Every record should be written out exactly, please.
[start of THE DATA]
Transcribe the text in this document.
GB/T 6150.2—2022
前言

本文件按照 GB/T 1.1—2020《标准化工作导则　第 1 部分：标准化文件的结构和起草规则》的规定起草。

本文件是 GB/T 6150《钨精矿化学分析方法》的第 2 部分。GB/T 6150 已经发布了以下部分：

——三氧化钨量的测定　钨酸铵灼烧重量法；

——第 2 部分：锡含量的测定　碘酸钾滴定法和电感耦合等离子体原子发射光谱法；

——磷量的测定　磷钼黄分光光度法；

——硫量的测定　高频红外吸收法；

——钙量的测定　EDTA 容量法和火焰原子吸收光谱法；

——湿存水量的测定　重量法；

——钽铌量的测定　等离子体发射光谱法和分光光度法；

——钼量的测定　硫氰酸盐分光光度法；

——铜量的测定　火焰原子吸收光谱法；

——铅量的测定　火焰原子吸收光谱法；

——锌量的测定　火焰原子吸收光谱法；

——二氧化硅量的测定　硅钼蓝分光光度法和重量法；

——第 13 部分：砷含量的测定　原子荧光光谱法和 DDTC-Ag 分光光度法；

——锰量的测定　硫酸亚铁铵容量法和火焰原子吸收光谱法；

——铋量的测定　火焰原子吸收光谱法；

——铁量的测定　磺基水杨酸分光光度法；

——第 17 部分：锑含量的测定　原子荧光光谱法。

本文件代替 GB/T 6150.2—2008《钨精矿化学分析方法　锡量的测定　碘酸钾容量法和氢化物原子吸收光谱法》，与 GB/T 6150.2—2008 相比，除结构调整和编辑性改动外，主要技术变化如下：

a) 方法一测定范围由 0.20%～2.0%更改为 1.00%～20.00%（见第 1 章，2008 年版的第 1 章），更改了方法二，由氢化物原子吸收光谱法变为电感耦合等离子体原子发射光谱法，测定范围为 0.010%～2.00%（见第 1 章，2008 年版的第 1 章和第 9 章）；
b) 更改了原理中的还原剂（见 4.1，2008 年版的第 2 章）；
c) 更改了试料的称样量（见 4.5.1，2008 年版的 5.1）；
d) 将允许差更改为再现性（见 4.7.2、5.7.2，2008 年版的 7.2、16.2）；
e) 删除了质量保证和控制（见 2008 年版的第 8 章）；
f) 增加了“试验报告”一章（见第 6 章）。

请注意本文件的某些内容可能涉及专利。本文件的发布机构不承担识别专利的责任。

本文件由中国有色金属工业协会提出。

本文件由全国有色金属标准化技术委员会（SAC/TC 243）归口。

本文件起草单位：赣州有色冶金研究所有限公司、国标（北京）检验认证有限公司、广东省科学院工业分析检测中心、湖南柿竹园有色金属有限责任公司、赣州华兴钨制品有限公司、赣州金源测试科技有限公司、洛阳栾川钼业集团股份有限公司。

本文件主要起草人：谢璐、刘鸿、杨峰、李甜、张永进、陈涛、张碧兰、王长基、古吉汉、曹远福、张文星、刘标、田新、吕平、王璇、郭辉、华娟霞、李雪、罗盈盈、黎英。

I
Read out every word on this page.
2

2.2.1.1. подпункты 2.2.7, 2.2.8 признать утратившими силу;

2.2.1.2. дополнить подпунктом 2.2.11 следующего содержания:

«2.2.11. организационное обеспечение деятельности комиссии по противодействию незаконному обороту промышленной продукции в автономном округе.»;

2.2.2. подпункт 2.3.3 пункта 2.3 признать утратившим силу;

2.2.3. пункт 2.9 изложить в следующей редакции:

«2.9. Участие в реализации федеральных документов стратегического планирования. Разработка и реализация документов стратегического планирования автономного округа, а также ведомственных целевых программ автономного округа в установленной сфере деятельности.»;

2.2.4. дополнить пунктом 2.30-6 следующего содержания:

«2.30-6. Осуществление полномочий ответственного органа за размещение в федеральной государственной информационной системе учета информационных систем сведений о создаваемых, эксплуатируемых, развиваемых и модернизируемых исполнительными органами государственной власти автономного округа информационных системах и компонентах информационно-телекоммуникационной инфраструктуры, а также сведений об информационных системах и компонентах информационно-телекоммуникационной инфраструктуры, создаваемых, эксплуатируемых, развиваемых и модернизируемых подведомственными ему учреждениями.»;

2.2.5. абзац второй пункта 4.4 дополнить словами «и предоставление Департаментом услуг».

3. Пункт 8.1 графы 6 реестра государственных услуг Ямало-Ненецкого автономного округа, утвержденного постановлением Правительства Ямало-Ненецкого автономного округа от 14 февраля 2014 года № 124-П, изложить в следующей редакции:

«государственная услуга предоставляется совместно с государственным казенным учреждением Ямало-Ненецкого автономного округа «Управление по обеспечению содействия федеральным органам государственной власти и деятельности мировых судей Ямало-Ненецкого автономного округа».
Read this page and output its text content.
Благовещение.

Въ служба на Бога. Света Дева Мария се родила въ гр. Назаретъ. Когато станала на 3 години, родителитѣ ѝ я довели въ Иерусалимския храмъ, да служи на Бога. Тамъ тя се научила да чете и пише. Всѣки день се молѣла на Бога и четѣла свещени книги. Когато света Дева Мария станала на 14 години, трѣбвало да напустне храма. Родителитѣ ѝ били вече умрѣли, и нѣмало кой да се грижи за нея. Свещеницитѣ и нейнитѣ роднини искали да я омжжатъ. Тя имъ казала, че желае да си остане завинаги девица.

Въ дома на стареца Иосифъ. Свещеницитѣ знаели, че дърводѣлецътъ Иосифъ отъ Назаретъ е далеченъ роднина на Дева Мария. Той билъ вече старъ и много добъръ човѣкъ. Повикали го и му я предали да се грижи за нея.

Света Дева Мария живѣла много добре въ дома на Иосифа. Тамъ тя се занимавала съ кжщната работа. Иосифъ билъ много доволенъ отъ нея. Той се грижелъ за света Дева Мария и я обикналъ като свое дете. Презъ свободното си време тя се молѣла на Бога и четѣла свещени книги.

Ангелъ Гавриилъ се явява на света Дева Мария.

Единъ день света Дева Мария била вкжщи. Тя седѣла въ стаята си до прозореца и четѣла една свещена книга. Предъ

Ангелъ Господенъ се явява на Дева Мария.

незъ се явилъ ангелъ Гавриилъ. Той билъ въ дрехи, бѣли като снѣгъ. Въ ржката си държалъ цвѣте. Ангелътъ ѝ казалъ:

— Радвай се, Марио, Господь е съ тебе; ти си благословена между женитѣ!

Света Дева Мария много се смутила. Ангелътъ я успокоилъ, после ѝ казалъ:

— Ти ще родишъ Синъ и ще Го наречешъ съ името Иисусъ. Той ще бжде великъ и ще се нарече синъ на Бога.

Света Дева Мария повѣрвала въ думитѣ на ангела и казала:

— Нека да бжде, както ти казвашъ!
[end of THE DATA]
OUTPUT BELOW:
Transcribe the text in this document.
GB/T 6150.2—2022
前言

本文件按照 GB/T 1.1—2020《标准化工作导则　第 1 部分：标准化文件的结构和起草规则》的规定起草。

本文件是 GB/T 6150《钨精矿化学分析方法》的第 2 部分。GB/T 6150 已经发布了以下部分：

——三氧化钨量的测定　钨酸铵灼烧重量法；

——第 2 部分：锡含量的测定　碘酸钾滴定法和电感耦合等离子体原子发射光谱法；

——磷量的测定　磷钼黄分光光度法；

——硫量的测定　高频红外吸收法；

——钙量的测定　EDTA 容量法和火焰原子吸收光谱法；

——湿存水量的测定　重量法；

——钽铌量的测定　等离子体发射光谱法和分光光度法；

——钼量的测定　硫氰酸盐分光光度法；

——铜量的测定　火焰原子吸收光谱法；

——铅量的测定　火焰原子吸收光谱法；

——锌量的测定　火焰原子吸收光谱法；

——二氧化硅量的测定　硅钼蓝分光光度法和重量法；

——第 13 部分：砷含量的测定　原子荧光光谱法和 DDTC-Ag 分光光度法；

——锰量的测定　硫酸亚铁铵容量法和火焰原子吸收光谱法；

——铋量的测定　火焰原子吸收光谱法；

——铁量的测定　磺基水杨酸分光光度法；

——第 17 部分：锑含量的测定　原子荧光光谱法。

本文件代替 GB/T 6150.2—2008《钨精矿化学分析方法　锡量的测定　碘酸钾容量法和氢化物原子吸收光谱法》，与 GB/T 6150.2—2008 相比，除结构调整和编辑性改动外，主要技术变化如下：

a) 方法一测定范围由 0.20%～2.0%更改为 1.00%～20.00%（见第 1 章，2008 年版的第 1 章），更改了方法二，由氢化物原子吸收光谱法变为电感耦合等离子体原子发射光谱法，测定范围为 0.010%～2.00%（见第 1 章，2008 年版的第 1 章和第 9 章）；
b) 更改了原理中的还原剂（见 4.1，2008 年版的第 2 章）；
c) 更改了试料的称样量（见 4.5.1，2008 年版的 5.1）；
d) 将允许差更改为再现性（见 4.7.2、5.7.2，2008 年版的 7.2、16.2）；
e) 删除了质量保证和控制（见 2008 年版的第 8 章）；
f) 增加了“试验报告”一章（见第 6 章）。

请注意本文件的某些内容可能涉及专利。本文件的发布机构不承担识别专利的责任。

本文件由中国有色金属工业协会提出。

本文件由全国有色金属标准化技术委员会（SAC/TC 243）归口。

本文件起草单位：赣州有色冶金研究所有限公司、国标（北京）检验认证有限公司、广东省科学院工业分析检测中心、湖南柿竹园有色金属有限责任公司、赣州华兴钨制品有限公司、赣州金源测试科技有限公司、洛阳栾川钼业集团股份有限公司。

本文件主要起草人：谢璐、刘鸿、杨峰、李甜、张永进、陈涛、张碧兰、王长基、古吉汉、曹远福、张文星、刘标、田新、吕平、王璇、郭辉、华娟霞、李雪、罗盈盈、黎英。

I
Read out every word on this page.
2

2.2.1.1. подпункты 2.2.7, 2.2.8 признать утратившими силу;

2.2.1.2. дополнить подпунктом 2.2.11 следующего содержания:

«2.2.11. организационное обеспечение деятельности комиссии по противодействию незаконному обороту промышленной продукции в автономном округе.»;

2.2.2. подпункт 2.3.3 пункта 2.3 признать утратившим силу;

2.2.3. пункт 2.9 изложить в следующей редакции:

«2.9. Участие в реализации федеральных документов стратегического планирования. Разработка и реализация документов стратегического планирования автономного округа, а также ведомственных целевых программ автономного округа в установленной сфере деятельности.»;

2.2.4. дополнить пунктом 2.30-6 следующего содержания:

«2.30-6. Осуществление полномочий ответственного органа за размещение в федеральной государственной информационной системе учета информационных систем сведений о создаваемых, эксплуатируемых, развиваемых и модернизируемых исполнительными органами государственной власти автономного округа информационных системах и компонентах информационно-телекоммуникационной инфраструктуры, а также сведений об информационных системах и компонентах информационно-телекоммуникационной инфраструктуры, создаваемых, эксплуатируемых, развиваемых и модернизируемых подведомственными ему учреждениями.»;

2.2.5. абзац второй пункта 4.4 дополнить словами «и предоставление Департаментом услуг».

3. Пункт 8.1 графы 6 реестра государственных услуг Ямало-Ненецкого автономного округа, утвержденного постановлением Правительства Ямало-Ненецкого автономного округа от 14 февраля 2014 года № 124-П, изложить в следующей редакции:

«государственная услуга предоставляется совместно с государственным казенным учреждением Ямало-Ненецкого автономного округа «Управление по обеспечению содействия федеральным органам государственной власти и деятельности мировых судей Ямало-Ненецкого автономного округа».
Read this page and output its text content.
Благовещение.

Въ служба на Бога. Света Дева Мария се родила въ гр. Назаретъ. Когато станала на 3 години, родителитѣ ѝ я довели въ Иерусалимския храмъ, да служи на Бога. Тамъ тя се научила да чете и пише. Всѣки день се молѣла на Бога и четѣла свещени книги. Когато света Дева Мария станала на 14 години, трѣбвало да напустне храма. Родителитѣ ѝ били вече умрѣли, и нѣмало кой да се грижи за нея. Свещеницитѣ и нейнитѣ роднини искали да я омжжатъ. Тя имъ казала, че желае да си остане завинаги девица.

Въ дома на стареца Иосифъ. Свещеницитѣ знаели, че дърводѣлецътъ Иосифъ отъ Назаретъ е далеченъ роднина на Дева Мария. Той билъ вече старъ и много добъръ човѣкъ. Повикали го и му я предали да се грижи за нея.

Света Дева Мария живѣла много добре въ дома на Иосифа. Тамъ тя се занимавала съ кжщната работа. Иосифъ билъ много доволенъ отъ нея. Той се грижелъ за света Дева Мария и я обикналъ като свое дете. Презъ свободното си време тя се молѣла на Бога и четѣла свещени книги.

Ангелъ Гавриилъ се явява на света Дева Мария.

Единъ день света Дева Мария била вкжщи. Тя седѣла въ стаята си до прозореца и четѣла една свещена книга. Предъ

Ангелъ Господенъ се явява на Дева Мария.

незъ се явилъ ангелъ Гавриилъ. Той билъ въ дрехи, бѣли като снѣгъ. Въ ржката си държалъ цвѣте. Ангелътъ ѝ казалъ:

— Радвай се, Марио, Господь е съ тебе; ти си благословена между женитѣ!

Света Дева Мария много се смутила. Ангелътъ я успокоилъ, после ѝ казалъ:

— Ти ще родишъ Синъ и ще Го наречешъ съ името Иисусъ. Той ще бжде великъ и ще се нарече синъ на Бога.

Света Дева Мария повѣрвала въ думитѣ на ангела и казала:

— Нека да бжде, както ти казвашъ!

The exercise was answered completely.